STATED EXERCISE:
In the records below, switch each "Avg Cost" to "Average Cost" and leave everything else untouched.

ENTRIES:
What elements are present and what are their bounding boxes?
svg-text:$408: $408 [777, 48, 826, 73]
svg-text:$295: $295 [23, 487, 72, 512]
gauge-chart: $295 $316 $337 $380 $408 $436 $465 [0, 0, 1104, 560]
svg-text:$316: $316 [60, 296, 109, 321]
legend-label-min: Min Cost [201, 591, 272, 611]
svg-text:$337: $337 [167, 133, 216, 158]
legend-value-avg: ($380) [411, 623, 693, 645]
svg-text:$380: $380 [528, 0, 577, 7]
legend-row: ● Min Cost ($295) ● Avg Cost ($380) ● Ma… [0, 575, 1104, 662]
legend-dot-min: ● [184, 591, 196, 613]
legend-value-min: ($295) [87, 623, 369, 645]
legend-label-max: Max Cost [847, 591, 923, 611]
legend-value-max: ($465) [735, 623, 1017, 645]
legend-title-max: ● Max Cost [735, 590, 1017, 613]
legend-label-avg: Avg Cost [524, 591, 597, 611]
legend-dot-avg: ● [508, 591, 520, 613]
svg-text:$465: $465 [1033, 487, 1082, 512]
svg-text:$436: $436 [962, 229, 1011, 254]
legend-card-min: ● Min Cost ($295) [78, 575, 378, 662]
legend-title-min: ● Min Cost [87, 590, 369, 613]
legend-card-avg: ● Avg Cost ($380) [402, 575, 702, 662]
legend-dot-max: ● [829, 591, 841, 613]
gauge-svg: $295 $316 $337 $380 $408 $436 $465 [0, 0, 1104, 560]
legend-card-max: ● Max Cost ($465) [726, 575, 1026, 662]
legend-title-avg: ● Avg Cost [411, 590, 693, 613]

RESPONSE TO THIS TASK:
What elements are present and what are their bounding boxes?
svg-text:$408: $408 [777, 48, 826, 73]
svg-text:$295: $295 [23, 487, 72, 512]
gauge-chart: $295 $316 $337 $380 $408 $436 $465 [0, 0, 1104, 560]
svg-text:$316: $316 [60, 296, 109, 321]
legend-label-min: Min Cost [201, 591, 272, 611]
svg-text:$337: $337 [167, 133, 216, 158]
legend-value-avg: ($380) [411, 623, 693, 645]
svg-text:$380: $380 [528, 0, 577, 7]
legend-row: ● Min Cost ($295) ● Average Cost ($380) ● Ma… [0, 575, 1104, 662]
legend-dot-min: ● [184, 591, 196, 613]
legend-value-min: ($295) [87, 623, 369, 645]
legend-label-max: Max Cost [847, 591, 923, 611]
legend-value-max: ($465) [735, 623, 1017, 645]
legend-title-max: ● Max Cost [735, 590, 1017, 613]
legend-label-avg: Average Cost [524, 591, 597, 611]
legend-dot-avg: ● [508, 591, 520, 613]
svg-text:$465: $465 [1033, 487, 1082, 512]
svg-text:$436: $436 [962, 229, 1011, 254]
legend-card-min: ● Min Cost ($295) [78, 575, 378, 662]
legend-title-min: ● Min Cost [87, 590, 369, 613]
legend-card-avg: ● Average Cost ($380) [402, 575, 702, 662]
legend-dot-max: ● [829, 591, 841, 613]
gauge-svg: $295 $316 $337 $380 $408 $436 $465 [0, 0, 1104, 560]
legend-card-max: ● Max Cost ($465) [726, 575, 1026, 662]
legend-title-avg: ● Average Cost [411, 590, 693, 613]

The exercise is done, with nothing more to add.